**WHAT TO DO**
Starting from the line containing "Transcribe this image's", write out every remaining line exactly, the last one included.

**SUPPLIED INFORMATION**

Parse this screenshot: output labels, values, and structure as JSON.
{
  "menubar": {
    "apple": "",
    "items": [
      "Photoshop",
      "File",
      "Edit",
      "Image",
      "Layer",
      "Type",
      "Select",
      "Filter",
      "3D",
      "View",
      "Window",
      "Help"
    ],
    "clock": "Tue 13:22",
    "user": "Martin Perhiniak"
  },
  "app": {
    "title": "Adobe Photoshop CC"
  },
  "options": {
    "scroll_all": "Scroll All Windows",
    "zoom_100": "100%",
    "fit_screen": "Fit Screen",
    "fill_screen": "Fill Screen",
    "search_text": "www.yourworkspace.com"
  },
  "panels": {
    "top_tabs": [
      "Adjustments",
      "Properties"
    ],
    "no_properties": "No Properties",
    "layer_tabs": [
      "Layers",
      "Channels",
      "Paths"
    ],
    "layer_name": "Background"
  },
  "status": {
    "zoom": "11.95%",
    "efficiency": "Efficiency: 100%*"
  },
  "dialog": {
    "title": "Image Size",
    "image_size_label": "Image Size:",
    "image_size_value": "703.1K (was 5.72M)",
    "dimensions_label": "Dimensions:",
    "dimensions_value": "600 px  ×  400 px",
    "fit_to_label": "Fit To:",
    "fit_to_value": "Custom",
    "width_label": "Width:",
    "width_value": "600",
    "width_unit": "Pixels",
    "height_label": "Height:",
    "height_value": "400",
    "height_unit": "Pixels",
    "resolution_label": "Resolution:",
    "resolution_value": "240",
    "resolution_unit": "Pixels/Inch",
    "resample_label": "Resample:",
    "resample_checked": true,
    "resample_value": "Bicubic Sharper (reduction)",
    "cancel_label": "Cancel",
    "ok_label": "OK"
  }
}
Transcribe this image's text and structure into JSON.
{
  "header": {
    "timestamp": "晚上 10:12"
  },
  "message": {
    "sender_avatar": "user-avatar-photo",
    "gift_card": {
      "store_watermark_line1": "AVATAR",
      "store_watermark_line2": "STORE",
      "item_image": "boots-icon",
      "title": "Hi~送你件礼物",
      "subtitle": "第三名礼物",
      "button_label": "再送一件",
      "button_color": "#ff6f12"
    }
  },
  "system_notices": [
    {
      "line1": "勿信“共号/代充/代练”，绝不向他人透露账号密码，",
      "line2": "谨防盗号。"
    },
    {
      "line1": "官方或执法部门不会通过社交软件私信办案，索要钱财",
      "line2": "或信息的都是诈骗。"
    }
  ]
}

**FULL SOLUTION**
Transcribe this image's text and structure into JSON.
{
  "header": {
    "timestamp": "晚上 10:12"
  },
  "message": {
    "sender_avatar": "user-avatar-photo",
    "gift_card": {
      "store_watermark_line1": "AVATAR",
      "store_watermark_line2": "STORE",
      "item_image": "boots-icon",
      "title": "Hi~送你件礼物",
      "subtitle": "第三名礼物",
      "button_label": "再送一件",
      "button_color": "#ff6f12"
    }
  },
  "system_notices": [
    {
      "line1": "勿信“共号/代充/代练”，绝不向他人透露账号密码，",
      "line2": "谨防盗号。"
    },
    {
      "line1": "官方或执法部门不会通过社交软件私信办案，索要钱财",
      "line2": "或信息的都是诈骗。"
    }
  ]
}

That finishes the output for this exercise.